● AIM:
Reproduce the material below word for word, starting at its first line and ending with the line that contains "paragraph-timing-configuration: Unijunction-type transistor", with both of those lines included.

(Data drawn from a collection)
______

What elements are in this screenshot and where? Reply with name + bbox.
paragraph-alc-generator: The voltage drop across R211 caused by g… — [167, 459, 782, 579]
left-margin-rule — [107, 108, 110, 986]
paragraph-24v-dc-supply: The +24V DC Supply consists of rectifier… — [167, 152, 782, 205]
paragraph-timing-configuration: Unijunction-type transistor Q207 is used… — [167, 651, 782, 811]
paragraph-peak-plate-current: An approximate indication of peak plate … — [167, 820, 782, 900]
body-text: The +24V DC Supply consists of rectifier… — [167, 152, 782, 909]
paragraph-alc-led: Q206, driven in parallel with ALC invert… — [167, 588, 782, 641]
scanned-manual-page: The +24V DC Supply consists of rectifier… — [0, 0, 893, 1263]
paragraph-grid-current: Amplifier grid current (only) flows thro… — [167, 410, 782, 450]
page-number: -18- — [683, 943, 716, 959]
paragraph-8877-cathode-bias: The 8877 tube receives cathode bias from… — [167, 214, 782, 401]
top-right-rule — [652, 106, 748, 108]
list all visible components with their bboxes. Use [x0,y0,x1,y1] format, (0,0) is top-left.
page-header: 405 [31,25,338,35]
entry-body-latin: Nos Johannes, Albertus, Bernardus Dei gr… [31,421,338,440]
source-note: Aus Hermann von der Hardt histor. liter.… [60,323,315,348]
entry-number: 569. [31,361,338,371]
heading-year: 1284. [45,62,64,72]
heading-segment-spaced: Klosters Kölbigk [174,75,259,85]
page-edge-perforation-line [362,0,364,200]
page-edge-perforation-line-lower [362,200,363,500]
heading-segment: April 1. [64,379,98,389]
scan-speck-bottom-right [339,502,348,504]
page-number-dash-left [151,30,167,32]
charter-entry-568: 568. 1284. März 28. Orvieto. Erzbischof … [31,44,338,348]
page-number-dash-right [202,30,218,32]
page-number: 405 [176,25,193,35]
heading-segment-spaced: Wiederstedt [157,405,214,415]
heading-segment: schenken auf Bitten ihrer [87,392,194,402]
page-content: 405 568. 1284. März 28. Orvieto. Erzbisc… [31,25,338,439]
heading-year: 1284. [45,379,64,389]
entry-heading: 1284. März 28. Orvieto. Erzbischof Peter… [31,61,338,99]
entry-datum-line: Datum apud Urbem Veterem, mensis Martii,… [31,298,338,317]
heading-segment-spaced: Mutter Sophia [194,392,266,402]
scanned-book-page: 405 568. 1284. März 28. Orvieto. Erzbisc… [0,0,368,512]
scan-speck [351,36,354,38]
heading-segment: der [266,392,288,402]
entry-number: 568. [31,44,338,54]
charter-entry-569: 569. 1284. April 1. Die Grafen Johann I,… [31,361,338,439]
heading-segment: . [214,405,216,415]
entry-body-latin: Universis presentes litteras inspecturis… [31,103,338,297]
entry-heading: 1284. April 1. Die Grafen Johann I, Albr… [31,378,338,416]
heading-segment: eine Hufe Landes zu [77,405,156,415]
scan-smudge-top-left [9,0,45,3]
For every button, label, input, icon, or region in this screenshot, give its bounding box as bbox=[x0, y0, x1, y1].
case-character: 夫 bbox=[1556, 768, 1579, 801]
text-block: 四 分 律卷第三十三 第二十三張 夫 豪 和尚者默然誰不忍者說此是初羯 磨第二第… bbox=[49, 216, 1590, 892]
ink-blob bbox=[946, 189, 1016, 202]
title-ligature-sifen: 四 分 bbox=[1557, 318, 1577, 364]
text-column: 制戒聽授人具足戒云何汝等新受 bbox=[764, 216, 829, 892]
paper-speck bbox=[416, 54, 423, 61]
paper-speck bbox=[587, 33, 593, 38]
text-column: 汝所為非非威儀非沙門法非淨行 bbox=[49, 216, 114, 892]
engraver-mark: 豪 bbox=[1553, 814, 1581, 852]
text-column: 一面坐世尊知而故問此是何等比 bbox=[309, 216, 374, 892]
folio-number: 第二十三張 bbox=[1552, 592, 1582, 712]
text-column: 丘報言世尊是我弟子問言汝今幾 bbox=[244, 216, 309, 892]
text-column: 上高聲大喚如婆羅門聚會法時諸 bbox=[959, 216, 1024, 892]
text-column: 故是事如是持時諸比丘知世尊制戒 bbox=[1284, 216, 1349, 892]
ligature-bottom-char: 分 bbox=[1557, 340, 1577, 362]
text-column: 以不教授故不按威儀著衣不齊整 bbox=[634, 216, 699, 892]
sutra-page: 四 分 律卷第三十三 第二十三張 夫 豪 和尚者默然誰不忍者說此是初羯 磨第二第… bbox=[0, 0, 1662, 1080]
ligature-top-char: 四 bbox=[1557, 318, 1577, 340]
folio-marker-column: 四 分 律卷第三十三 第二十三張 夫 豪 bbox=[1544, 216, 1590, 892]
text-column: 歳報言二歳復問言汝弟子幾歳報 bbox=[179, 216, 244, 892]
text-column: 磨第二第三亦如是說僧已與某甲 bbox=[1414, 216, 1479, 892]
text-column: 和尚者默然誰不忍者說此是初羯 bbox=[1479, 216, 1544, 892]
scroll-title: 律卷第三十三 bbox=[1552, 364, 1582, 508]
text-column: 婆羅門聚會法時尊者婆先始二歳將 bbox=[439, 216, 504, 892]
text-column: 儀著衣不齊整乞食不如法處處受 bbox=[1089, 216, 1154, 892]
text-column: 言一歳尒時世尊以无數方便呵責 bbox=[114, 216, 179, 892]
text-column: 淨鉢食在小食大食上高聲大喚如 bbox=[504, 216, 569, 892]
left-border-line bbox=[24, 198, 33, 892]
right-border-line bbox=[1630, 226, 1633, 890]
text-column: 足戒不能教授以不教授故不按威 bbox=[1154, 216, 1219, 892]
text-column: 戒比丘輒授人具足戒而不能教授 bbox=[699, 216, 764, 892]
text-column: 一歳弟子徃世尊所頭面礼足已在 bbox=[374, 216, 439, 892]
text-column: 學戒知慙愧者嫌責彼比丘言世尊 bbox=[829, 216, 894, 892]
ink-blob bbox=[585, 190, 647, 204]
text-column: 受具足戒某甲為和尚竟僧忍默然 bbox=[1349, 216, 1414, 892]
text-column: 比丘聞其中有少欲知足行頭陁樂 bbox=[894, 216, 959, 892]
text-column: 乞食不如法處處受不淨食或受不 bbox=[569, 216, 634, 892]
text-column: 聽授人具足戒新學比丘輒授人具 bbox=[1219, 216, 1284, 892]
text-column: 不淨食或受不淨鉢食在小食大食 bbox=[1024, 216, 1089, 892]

______

● FINAL RESULT:
What elements are in this screenshot and where? Reply with name + bbox.
paragraph-alc-generator: The voltage drop across R211 caused by g… — [167, 459, 782, 579]
left-margin-rule — [107, 108, 110, 986]
paragraph-24v-dc-supply: The +24V DC Supply consists of rectifier… — [167, 152, 782, 205]
paragraph-timing-configuration: Unijunction-type transistor Q207 is used… — [167, 651, 782, 811]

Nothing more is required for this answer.